**Exercise directions**: Each line containing the word "JSON" needs to be copied.

▼

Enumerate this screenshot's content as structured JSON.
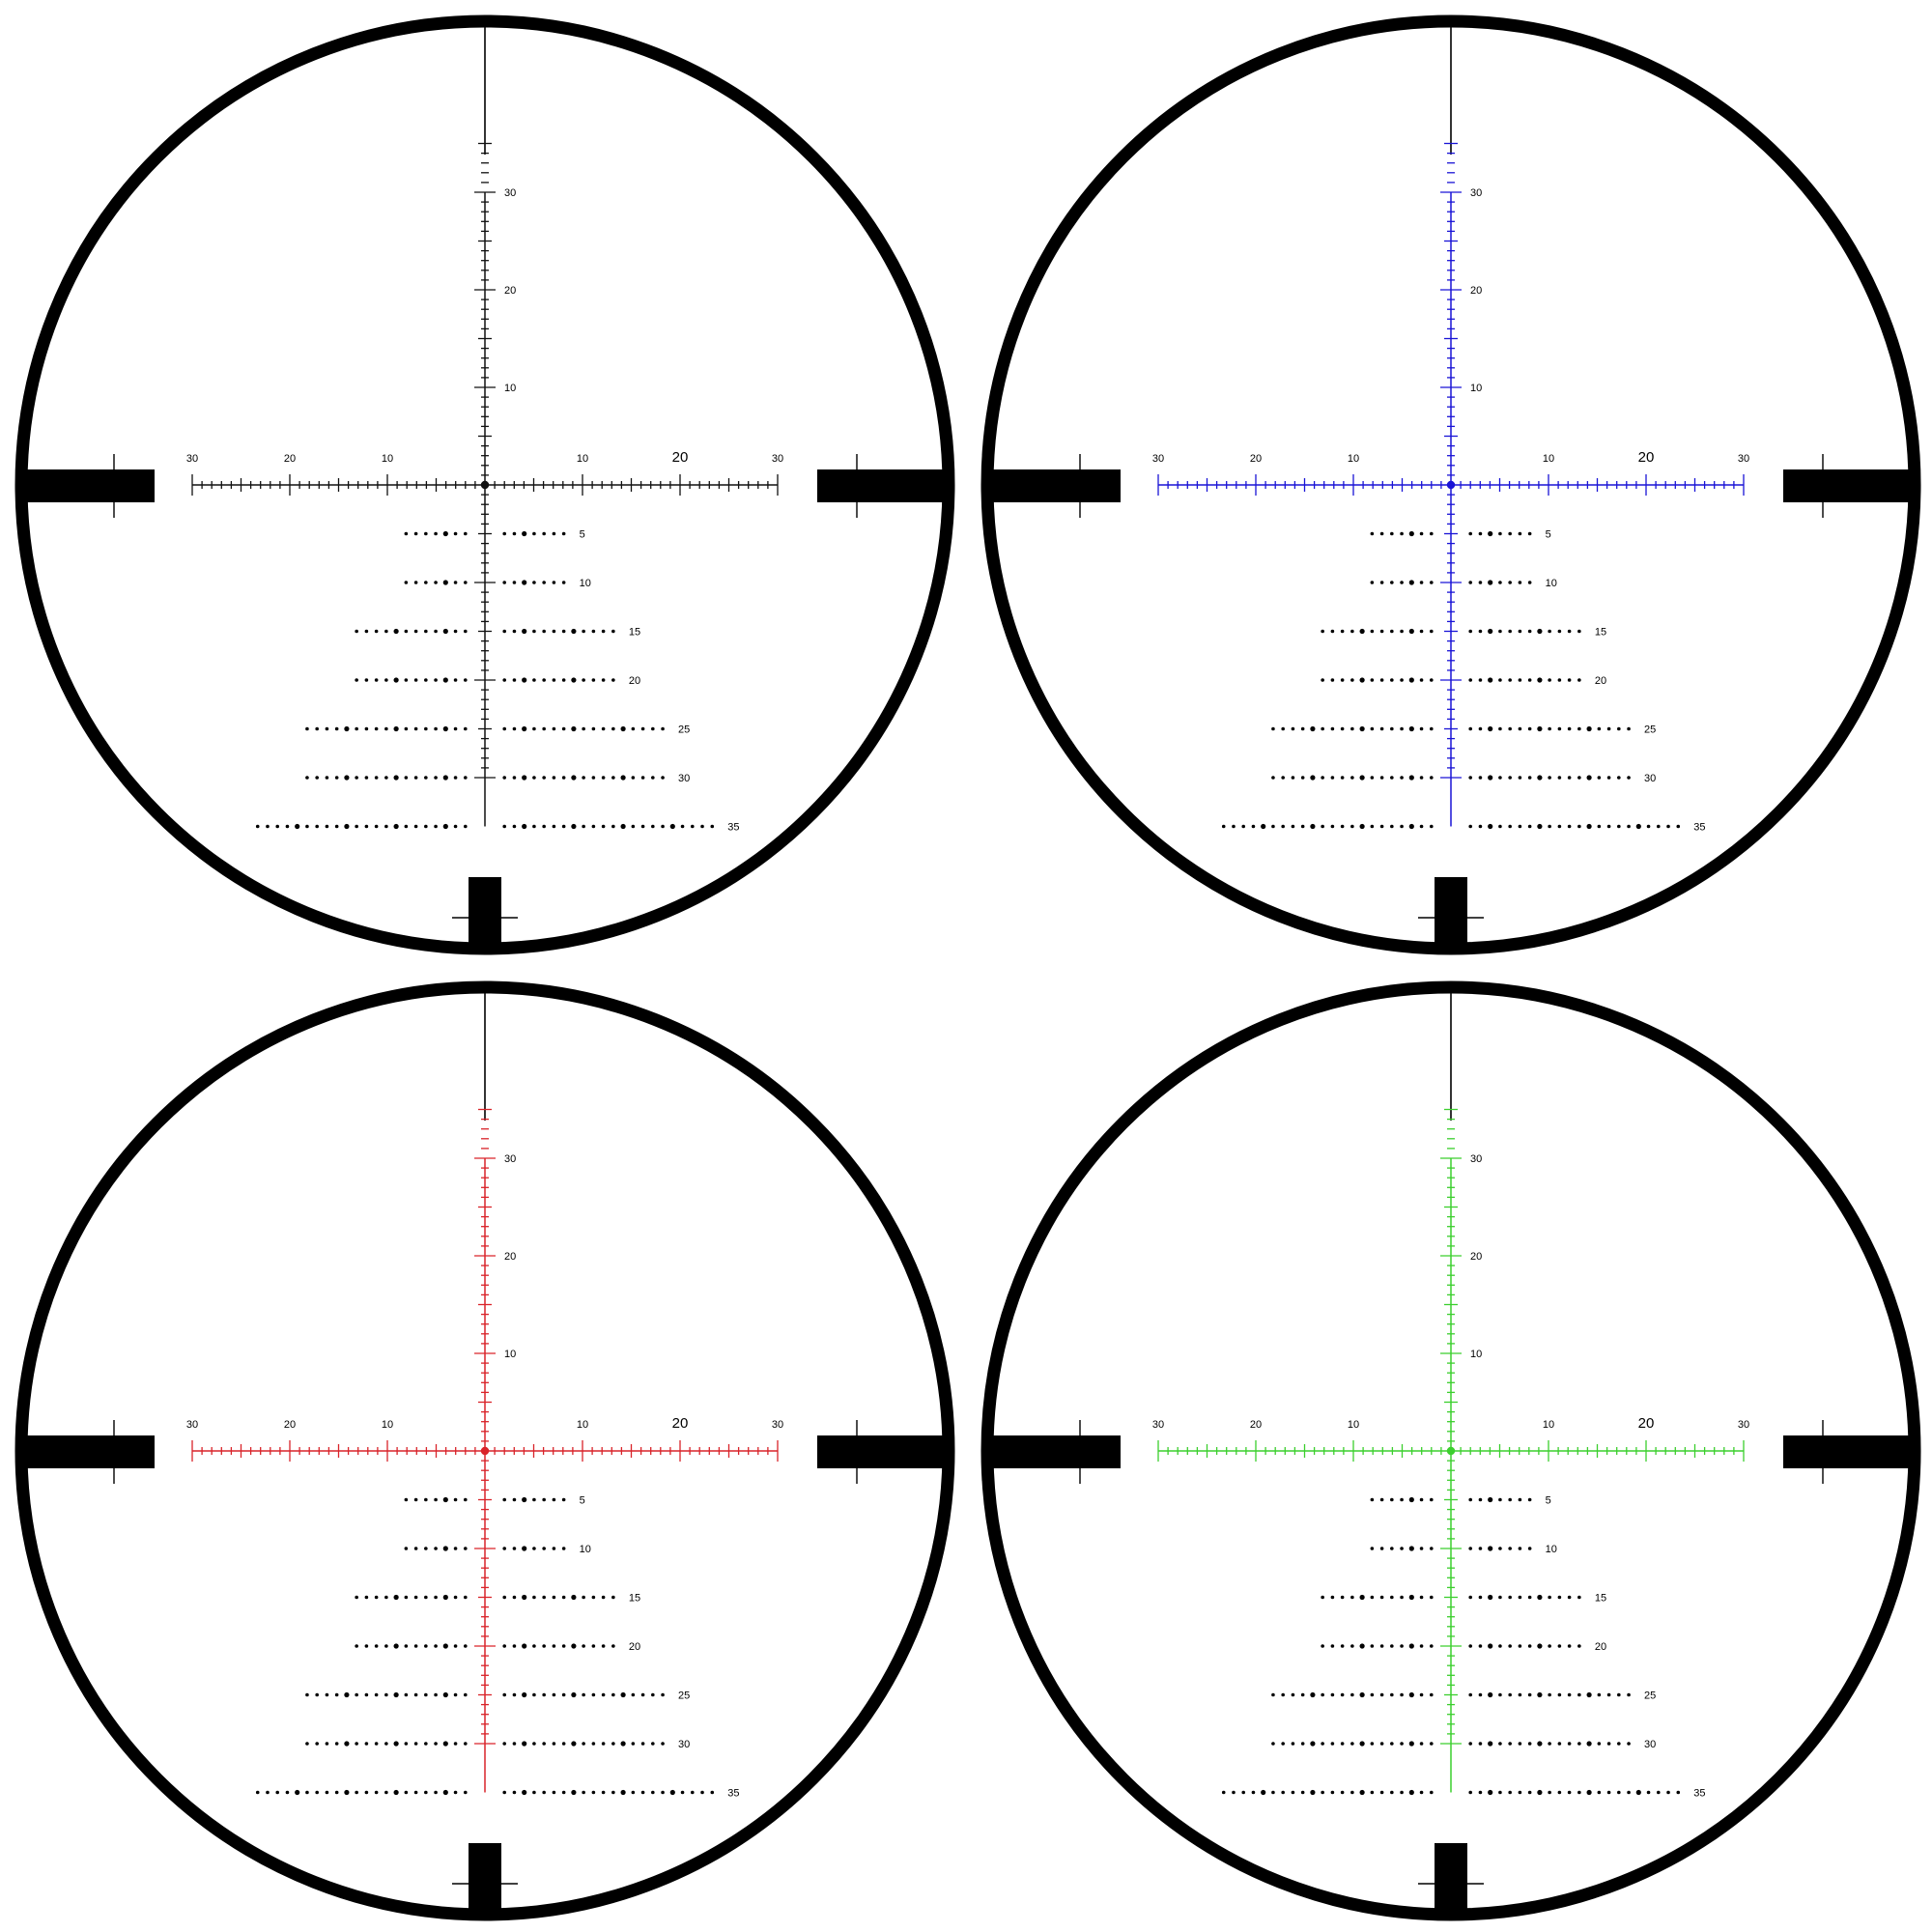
{
  "reticles": [
    {
      "id": "black",
      "color": "#111111"
    },
    {
      "id": "blue",
      "color": "#1a14d6"
    },
    {
      "id": "red",
      "color": "#d9242a"
    },
    {
      "id": "green",
      "color": "#3ccf2e"
    }
  ],
  "vertical_labels": [
    "30",
    "20",
    "10"
  ],
  "horizontal_labels_left": [
    "30",
    "20",
    "10"
  ],
  "horizontal_labels_right": [
    "10",
    "20",
    "30"
  ],
  "holdover_rows": [
    {
      "label": "5",
      "left_dots": 7,
      "right_dots": 7
    },
    {
      "label": "10",
      "left_dots": 7,
      "right_dots": 7
    },
    {
      "label": "15",
      "left_dots": 12,
      "right_dots": 12
    },
    {
      "label": "20",
      "left_dots": 12,
      "right_dots": 12
    },
    {
      "label": "25",
      "left_dots": 17,
      "right_dots": 17
    },
    {
      "label": "30",
      "left_dots": 17,
      "right_dots": 17
    },
    {
      "label": "35",
      "left_dots": 22,
      "right_dots": 22
    }
  ]
}
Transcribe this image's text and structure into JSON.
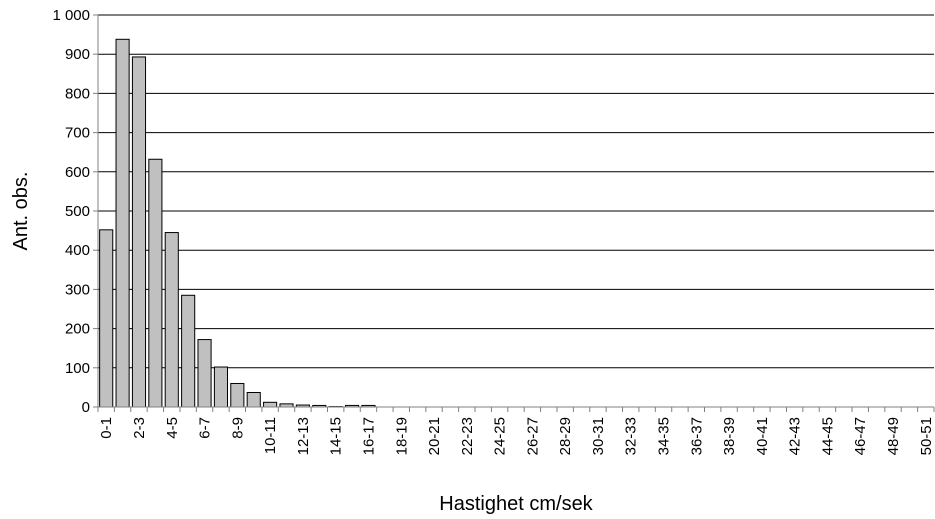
{
  "chart_data": {
    "type": "bar",
    "categories": [
      "0-1",
      null,
      "2-3",
      null,
      "4-5",
      null,
      "6-7",
      null,
      "8-9",
      null,
      "10-11",
      null,
      "12-13",
      null,
      "14-15",
      null,
      "16-17",
      null,
      "18-19",
      null,
      "20-21",
      null,
      "22-23",
      null,
      "24-25",
      null,
      "26-27",
      null,
      "28-29",
      null,
      "30-31",
      null,
      "32-33",
      null,
      "34-35",
      null,
      "36-37",
      null,
      "38-39",
      null,
      "40-41",
      null,
      "42-43",
      null,
      "44-45",
      null,
      "46-47",
      null,
      "48-49",
      null,
      "50-51"
    ],
    "values": [
      452,
      938,
      893,
      632,
      445,
      285,
      172,
      102,
      60,
      37,
      12,
      8,
      5,
      4,
      1,
      4,
      4,
      0,
      0,
      0,
      0,
      0,
      0,
      0,
      0,
      0,
      0,
      0,
      0,
      0,
      0,
      0,
      0,
      0,
      0,
      0,
      0,
      0,
      0,
      0,
      0,
      0,
      0,
      0,
      0,
      0,
      0,
      0,
      0,
      0,
      0
    ],
    "color": "#c0c0c0",
    "ylim": [
      0,
      1000
    ],
    "yticks": [
      0,
      100,
      200,
      300,
      400,
      500,
      600,
      700,
      800,
      900,
      {
        "value": 1000,
        "label": "1 000"
      }
    ],
    "grid": true,
    "xlabel": "Hastighet cm/sek",
    "ylabel": "Ant. obs."
  }
}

▲

**Solution to this exercise**:
Enumerate this screenshot's content as structured JSON.
Transcribe this image's text and structure into JSON.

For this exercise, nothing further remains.